> INSTRUCTIONS TO FOLLOW
Present every line in which the string "highlight" appears.

> SUPPLIED DATA

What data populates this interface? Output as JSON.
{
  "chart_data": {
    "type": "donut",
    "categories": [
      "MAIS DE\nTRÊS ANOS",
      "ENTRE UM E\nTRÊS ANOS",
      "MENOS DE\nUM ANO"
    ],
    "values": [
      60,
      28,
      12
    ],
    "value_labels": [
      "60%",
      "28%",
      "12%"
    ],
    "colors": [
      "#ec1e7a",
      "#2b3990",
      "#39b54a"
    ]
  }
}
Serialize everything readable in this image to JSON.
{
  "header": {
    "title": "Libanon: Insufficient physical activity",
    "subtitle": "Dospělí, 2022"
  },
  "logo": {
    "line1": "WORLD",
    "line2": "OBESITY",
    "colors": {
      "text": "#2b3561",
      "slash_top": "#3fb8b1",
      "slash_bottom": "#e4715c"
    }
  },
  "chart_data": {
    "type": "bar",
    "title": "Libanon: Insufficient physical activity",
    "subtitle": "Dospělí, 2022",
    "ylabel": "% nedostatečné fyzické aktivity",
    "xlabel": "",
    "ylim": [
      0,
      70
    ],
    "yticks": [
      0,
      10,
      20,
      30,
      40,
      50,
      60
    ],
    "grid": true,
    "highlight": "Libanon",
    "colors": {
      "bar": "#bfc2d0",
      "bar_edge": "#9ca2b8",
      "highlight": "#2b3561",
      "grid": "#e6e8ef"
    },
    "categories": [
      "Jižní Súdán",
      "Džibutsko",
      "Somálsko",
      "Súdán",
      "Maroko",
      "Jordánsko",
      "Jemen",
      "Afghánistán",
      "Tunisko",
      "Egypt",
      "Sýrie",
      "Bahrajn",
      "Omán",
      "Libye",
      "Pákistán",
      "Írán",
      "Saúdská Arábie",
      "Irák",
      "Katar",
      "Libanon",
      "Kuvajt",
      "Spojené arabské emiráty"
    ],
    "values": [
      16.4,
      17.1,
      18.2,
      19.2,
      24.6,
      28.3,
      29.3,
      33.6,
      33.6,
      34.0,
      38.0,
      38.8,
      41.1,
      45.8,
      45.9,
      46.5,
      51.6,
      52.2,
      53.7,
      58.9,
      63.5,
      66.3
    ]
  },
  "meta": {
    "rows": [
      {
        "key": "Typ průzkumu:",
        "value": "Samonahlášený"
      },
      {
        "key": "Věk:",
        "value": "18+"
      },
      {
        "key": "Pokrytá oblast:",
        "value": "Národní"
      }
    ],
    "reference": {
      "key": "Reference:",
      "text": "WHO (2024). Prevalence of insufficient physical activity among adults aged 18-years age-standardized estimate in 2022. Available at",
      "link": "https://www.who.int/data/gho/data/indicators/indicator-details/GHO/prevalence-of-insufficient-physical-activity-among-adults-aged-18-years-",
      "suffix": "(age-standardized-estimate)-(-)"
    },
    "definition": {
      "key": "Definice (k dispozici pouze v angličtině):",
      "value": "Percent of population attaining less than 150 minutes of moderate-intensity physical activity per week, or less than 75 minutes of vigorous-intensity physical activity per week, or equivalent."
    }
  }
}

> EXPECTED ANSWER
    "highlight": "Libanon",
      "highlight": "#2b3561",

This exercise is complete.